Directions: Below are some records; return each one exactly.

Supplied material:
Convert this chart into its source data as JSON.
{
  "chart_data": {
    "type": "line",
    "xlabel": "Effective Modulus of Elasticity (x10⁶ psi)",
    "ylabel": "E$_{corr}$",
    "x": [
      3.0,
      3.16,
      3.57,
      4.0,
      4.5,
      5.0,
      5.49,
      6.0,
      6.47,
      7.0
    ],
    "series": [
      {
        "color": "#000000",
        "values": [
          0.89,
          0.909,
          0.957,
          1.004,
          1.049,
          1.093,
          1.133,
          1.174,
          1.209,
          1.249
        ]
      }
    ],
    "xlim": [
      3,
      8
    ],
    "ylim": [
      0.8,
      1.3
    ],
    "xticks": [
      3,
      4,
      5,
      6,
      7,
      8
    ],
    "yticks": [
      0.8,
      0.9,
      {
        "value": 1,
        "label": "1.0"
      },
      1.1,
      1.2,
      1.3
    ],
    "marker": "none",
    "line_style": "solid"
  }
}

The completed task:
Convert this chart into its source data as JSON.
{
  "chart_data": {
    "type": "line",
    "xlabel": "Effective Modulus of Elasticity (x10⁶ psi)",
    "ylabel": "E$_{corr}$",
    "x": [
      3.0,
      3.16,
      3.57,
      4.0,
      4.5,
      5.0,
      5.49,
      6.0,
      6.47,
      7.0
    ],
    "series": [
      {
        "color": "#000000",
        "values": [
          0.89,
          0.909,
          0.957,
          1.004,
          1.049,
          1.093,
          1.133,
          1.174,
          1.209,
          1.249
        ]
      }
    ],
    "xlim": [
      3,
      8
    ],
    "ylim": [
      0.8,
      1.3
    ],
    "xticks": [
      3,
      4,
      5,
      6,
      7,
      8
    ],
    "yticks": [
      0.8,
      0.9,
      {
        "value": 1,
        "label": "1.0"
      },
      1.1,
      1.2,
      1.3
    ],
    "marker": "none",
    "line_style": "solid"
  }
}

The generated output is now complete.